**DIRECTIONS**. Note each line where "effects" appears, and copy it.

(Data items)
───
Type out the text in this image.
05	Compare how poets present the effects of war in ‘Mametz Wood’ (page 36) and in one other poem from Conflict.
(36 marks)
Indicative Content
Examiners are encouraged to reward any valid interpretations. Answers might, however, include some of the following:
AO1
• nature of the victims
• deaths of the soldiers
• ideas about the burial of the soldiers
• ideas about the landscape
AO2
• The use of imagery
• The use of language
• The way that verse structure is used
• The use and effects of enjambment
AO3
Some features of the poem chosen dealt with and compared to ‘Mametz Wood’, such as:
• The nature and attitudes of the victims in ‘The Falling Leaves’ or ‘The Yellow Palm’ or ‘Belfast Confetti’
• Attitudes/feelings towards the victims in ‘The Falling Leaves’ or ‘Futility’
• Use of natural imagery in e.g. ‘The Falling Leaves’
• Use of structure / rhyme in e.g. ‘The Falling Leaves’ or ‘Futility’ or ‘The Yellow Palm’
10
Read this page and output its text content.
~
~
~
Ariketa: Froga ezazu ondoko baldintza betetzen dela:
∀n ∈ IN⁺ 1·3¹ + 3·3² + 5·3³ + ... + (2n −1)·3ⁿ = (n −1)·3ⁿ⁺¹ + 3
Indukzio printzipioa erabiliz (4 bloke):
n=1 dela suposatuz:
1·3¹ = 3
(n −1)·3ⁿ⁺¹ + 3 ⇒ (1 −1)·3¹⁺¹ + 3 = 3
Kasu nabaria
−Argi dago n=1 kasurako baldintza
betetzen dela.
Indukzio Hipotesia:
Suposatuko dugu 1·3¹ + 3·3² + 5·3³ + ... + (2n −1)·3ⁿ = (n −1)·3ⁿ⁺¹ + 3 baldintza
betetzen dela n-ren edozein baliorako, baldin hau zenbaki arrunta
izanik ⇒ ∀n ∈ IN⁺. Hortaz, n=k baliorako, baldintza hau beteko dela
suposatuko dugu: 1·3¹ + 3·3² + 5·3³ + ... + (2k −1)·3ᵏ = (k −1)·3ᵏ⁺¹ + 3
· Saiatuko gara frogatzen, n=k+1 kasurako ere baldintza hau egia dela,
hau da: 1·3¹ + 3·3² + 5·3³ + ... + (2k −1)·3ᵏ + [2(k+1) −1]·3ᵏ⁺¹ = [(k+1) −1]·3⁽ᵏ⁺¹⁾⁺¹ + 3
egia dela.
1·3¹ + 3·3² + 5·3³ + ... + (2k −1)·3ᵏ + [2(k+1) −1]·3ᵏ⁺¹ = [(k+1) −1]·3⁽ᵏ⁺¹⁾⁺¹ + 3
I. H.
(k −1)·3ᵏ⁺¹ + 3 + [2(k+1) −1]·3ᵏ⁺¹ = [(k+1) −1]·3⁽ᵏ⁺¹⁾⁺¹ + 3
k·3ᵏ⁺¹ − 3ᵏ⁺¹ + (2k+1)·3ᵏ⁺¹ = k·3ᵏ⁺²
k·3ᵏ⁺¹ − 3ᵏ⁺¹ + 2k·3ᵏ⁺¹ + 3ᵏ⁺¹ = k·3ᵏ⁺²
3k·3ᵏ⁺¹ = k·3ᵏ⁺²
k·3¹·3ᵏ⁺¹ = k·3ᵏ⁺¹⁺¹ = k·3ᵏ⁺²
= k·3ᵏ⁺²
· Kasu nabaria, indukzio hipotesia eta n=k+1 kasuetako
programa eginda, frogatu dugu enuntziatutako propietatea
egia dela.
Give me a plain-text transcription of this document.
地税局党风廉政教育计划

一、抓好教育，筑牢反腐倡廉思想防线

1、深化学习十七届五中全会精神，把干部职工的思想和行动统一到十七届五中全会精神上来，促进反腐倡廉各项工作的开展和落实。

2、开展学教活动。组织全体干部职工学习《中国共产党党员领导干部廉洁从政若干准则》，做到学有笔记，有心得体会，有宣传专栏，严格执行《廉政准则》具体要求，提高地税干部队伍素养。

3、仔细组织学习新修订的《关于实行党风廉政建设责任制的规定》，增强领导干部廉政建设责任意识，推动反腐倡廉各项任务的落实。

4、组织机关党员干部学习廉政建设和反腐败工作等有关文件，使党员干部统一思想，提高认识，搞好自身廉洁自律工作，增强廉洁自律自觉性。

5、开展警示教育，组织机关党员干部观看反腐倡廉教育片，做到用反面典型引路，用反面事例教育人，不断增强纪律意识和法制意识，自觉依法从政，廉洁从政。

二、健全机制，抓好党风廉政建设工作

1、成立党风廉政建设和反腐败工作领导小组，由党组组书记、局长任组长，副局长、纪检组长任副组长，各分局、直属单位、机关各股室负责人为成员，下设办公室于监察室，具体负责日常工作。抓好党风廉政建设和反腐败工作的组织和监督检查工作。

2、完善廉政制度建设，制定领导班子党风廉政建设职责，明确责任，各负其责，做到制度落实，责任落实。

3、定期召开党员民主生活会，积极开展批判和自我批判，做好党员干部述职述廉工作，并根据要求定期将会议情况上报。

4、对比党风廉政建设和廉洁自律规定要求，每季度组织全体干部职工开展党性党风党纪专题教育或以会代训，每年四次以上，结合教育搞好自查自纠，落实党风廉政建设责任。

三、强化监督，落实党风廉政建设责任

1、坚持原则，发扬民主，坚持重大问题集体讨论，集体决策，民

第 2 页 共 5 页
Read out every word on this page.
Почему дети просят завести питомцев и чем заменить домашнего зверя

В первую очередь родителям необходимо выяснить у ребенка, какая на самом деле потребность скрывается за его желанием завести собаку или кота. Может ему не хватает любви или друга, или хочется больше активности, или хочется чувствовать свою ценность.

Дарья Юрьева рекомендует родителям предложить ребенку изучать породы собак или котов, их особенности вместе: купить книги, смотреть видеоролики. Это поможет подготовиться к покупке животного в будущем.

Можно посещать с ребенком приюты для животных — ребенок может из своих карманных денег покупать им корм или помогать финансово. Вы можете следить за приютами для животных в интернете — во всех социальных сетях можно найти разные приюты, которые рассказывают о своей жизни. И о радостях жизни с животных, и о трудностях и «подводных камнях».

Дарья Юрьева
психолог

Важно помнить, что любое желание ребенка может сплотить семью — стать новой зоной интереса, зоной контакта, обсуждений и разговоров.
───
**CORRECT OUTPUT**.
05	Compare how poets present the effects of war in ‘Mametz Wood’ (page 36) and in one other poem from Conflict.
• The use and effects of enjambment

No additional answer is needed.